[Short problem]
Return the material exactly as supplied, apart from the pictures, which are omitted.

· · · · ·

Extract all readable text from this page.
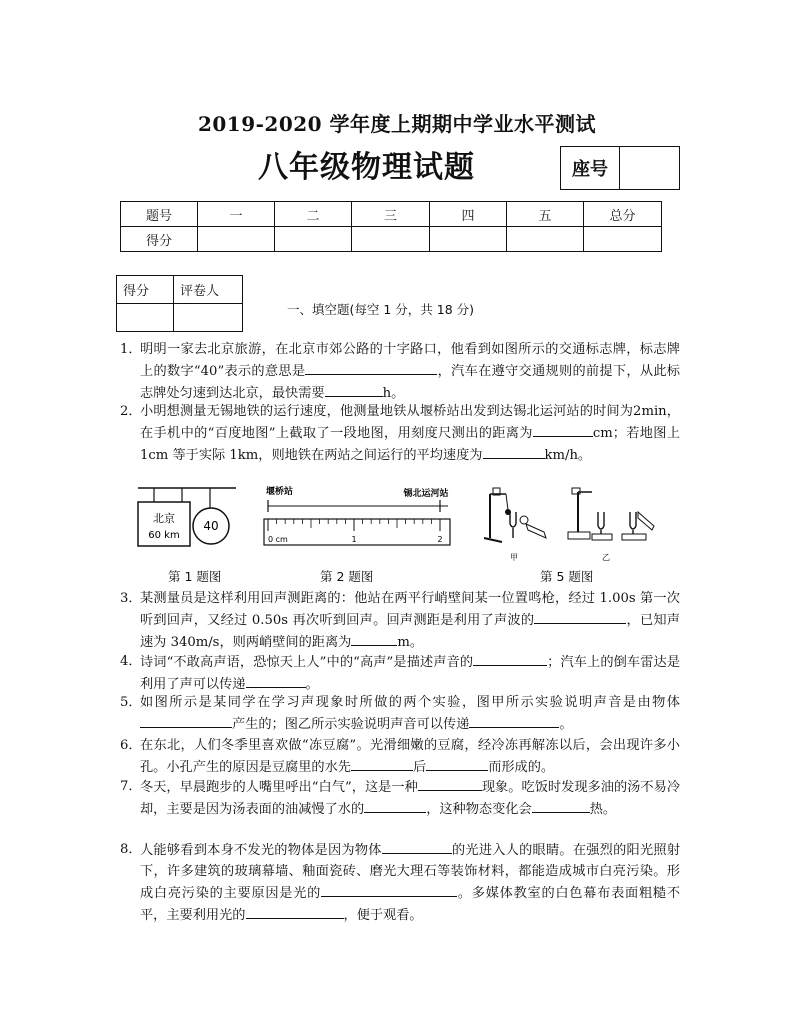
2019-2020 学年度上期期中学业水平测试
八年级物理试题	座号
题号	一	二	三	四	五	总分
得分						
得分	评卷人

一、填空题(每空 1 分，共 18 分)
1．
明明一家去北京旅游，在北京市郊公路的十字路口，他看到如图所示的交通标志牌，标志牌上的数字“40”表示的意思是	，汽车在遵守交通规则的前提下，从此标志牌处匀速到达北京，最快需要	h。
2．
小明想测量无锡地铁的运行速度，他测量地铁从堰桥站出发到达锡北运河站的时间为2min，在手机中的“百度地图”上截取了一段地图，用刻度尺测出的距离为	cm；若地图上 1cm 等于实际 1km，则地铁在两站之间运行的平均速度为	km/h。
北京
60 km
40
堰桥站	锡北运河站
0 cm	1	2
甲	乙
第 1 题图	第 2 题图	第 5 题图
3．
某测量员是这样利用回声测距离的：他站在两平行峭壁间某一位置鸣枪，经过 1.00s 第一次听到回声，又经过 0.50s 再次听到回声。回声测距是利用了声波的	，已知声速为 340m/s，则两峭壁间的距离为	m。
4．
诗词“不敢高声语，恐惊天上人”中的“高声”是描述声音的	；汽车上的倒车雷达是利用了声可以传递	。
5．
如图所示是某同学在学习声现象时所做的两个实验，图甲所示实验说明声音是由物体产生的；图乙所示实验说明声音可以传递	。
6．
在东北，人们冬季里喜欢做“冻豆腐”。光滑细嫩的豆腐，经冷冻再解冻以后，会出现许多小孔。小孔产生的原因是豆腐里的水先	后	而形成的。
7．
冬天，早晨跑步的人嘴里呼出“白气”，这是一种	现象。吃饭时发现多油的汤不易冷却，主要是因为汤表面的油减慢了水的	，这种物态变化会	热。
8．
人能够看到本身不发光的物体是因为物体	的光进入人的眼睛。在强烈的阳光照射下，许多建筑的玻璃幕墙、釉面瓷砖、磨光大理石等装饰材料，都能造成城市白亮污染。形成白亮污染的主要原因是光的	。多媒体教室的白色幕布表面粗糙不平，主要利用光的	，便于观看。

· · · · ·

[Reply to the exercise]
Extract all readable text from this page.
2019-2020 学年度上期期中学业水平测试
八年级物理试题	座号
题号	一	二	三	四	五	总分
得分						
得分	评卷人

一、填空题(每空 1 分，共 18 分)
1．
明明一家去北京旅游，在北京市郊公路的十字路口，他看到如图所示的交通标志牌，标志牌上的数字“40”表示的意思是	，汽车在遵守交通规则的前提下，从此标志牌处匀速到达北京，最快需要	h。
2．
小明想测量无锡地铁的运行速度，他测量地铁从堰桥站出发到达锡北运河站的时间为2min，在手机中的“百度地图”上截取了一段地图，用刻度尺测出的距离为	cm；若地图上 1cm 等于实际 1km，则地铁在两站之间运行的平均速度为	km/h。
北京
60 km
40
堰桥站	锡北运河站
0 cm	1	2
甲	乙
第 1 题图	第 2 题图	第 5 题图
3．
某测量员是这样利用回声测距离的：他站在两平行峭壁间某一位置鸣枪，经过 1.00s 第一次听到回声，又经过 0.50s 再次听到回声。回声测距是利用了声波的	，已知声速为 340m/s，则两峭壁间的距离为	m。
4．
诗词“不敢高声语，恐惊天上人”中的“高声”是描述声音的	；汽车上的倒车雷达是利用了声可以传递	。
5．
如图所示是某同学在学习声现象时所做的两个实验，图甲所示实验说明声音是由物体产生的；图乙所示实验说明声音可以传递	。
6．
在东北，人们冬季里喜欢做“冻豆腐”。光滑细嫩的豆腐，经冷冻再解冻以后，会出现许多小孔。小孔产生的原因是豆腐里的水先	后	而形成的。
7．
冬天，早晨跑步的人嘴里呼出“白气”，这是一种	现象。吃饭时发现多油的汤不易冷却，主要是因为汤表面的油减慢了水的	，这种物态变化会	热。
8．
人能够看到本身不发光的物体是因为物体	的光进入人的眼睛。在强烈的阳光照射下，许多建筑的玻璃幕墙、釉面瓷砖、磨光大理石等装饰材料，都能造成城市白亮污染。形成白亮污染的主要原因是光的	。多媒体教室的白色幕布表面粗糙不平，主要利用光的	，便于观看。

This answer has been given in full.